> [YOUR INSTRUCTIONS]: Search the entries for the word "kopii" and pull out each line that has it.

> [SUPPLIED DATA]:
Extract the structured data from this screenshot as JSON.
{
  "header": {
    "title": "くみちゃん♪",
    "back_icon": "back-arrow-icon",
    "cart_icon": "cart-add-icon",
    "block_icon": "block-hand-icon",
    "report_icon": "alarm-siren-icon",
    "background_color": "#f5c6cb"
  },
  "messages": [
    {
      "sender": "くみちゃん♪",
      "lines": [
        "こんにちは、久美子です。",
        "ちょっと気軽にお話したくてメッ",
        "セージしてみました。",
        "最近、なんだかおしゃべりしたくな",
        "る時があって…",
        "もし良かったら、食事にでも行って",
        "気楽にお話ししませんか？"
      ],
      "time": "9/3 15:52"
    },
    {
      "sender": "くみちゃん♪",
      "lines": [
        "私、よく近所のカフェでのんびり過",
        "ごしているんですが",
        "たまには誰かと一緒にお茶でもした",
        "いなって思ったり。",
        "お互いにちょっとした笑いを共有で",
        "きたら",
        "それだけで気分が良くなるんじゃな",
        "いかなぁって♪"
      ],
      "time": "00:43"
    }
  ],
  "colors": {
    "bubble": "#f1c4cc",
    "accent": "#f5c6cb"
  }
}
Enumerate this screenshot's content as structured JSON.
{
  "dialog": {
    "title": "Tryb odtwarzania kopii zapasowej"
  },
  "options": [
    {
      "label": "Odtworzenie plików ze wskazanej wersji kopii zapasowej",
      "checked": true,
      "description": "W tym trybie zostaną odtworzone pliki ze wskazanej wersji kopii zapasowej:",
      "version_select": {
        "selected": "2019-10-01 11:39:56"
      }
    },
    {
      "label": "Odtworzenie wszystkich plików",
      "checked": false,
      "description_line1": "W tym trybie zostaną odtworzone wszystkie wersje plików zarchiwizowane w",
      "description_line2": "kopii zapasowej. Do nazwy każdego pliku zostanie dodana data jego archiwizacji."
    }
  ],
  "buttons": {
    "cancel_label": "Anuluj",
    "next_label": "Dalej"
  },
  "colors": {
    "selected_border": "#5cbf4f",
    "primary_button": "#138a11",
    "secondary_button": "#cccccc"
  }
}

> [OUTPUT BELOW]:
    "title": "Tryb odtwarzania kopii zapasowej"
      "label": "Odtworzenie plików ze wskazanej wersji kopii zapasowej",
      "description": "W tym trybie zostaną odtworzone pliki ze wskazanej wersji kopii zapasowej:",
      "description_line2": "kopii zapasowej. Do nazwy każdego pliku zostanie dodana data jego archiwizacji."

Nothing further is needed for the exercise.